STATED PROBLEM: Each entry that follows must be output without any deviation.

RECORDS SHOWN:
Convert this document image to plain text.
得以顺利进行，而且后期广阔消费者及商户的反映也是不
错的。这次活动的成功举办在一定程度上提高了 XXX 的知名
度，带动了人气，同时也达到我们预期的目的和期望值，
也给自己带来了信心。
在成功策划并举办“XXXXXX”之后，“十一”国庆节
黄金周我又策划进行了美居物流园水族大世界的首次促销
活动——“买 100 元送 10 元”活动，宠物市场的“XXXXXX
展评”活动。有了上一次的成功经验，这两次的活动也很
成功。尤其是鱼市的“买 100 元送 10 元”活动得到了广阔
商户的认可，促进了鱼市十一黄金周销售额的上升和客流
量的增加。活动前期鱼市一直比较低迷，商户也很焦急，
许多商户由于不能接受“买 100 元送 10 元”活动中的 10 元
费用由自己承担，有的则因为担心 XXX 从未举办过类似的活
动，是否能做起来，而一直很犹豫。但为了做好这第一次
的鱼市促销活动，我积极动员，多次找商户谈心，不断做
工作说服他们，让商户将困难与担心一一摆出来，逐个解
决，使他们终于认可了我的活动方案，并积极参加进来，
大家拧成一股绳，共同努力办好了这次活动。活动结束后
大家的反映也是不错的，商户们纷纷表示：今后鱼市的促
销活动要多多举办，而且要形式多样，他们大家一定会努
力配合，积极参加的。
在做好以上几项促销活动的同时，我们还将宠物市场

FULL ANSWER:
Convert this document image to plain text.
得以顺利进行，而且后期广阔消费者及商户的反映也是不
错的。这次活动的成功举办在一定程度上提高了 XXX 的知名
度，带动了人气，同时也达到我们预期的目的和期望值，
也给自己带来了信心。
在成功策划并举办“XXXXXX”之后，“十一”国庆节
黄金周我又策划进行了美居物流园水族大世界的首次促销
活动——“买 100 元送 10 元”活动，宠物市场的“XXXXXX
展评”活动。有了上一次的成功经验，这两次的活动也很
成功。尤其是鱼市的“买 100 元送 10 元”活动得到了广阔
商户的认可，促进了鱼市十一黄金周销售额的上升和客流
量的增加。活动前期鱼市一直比较低迷，商户也很焦急，
许多商户由于不能接受“买 100 元送 10 元”活动中的 10 元
费用由自己承担，有的则因为担心 XXX 从未举办过类似的活
动，是否能做起来，而一直很犹豫。但为了做好这第一次
的鱼市促销活动，我积极动员，多次找商户谈心，不断做
工作说服他们，让商户将困难与担心一一摆出来，逐个解
决，使他们终于认可了我的活动方案，并积极参加进来，
大家拧成一股绳，共同努力办好了这次活动。活动结束后
大家的反映也是不错的，商户们纷纷表示：今后鱼市的促
销活动要多多举办，而且要形式多样，他们大家一定会努
力配合，积极参加的。
在做好以上几项促销活动的同时，我们还将宠物市场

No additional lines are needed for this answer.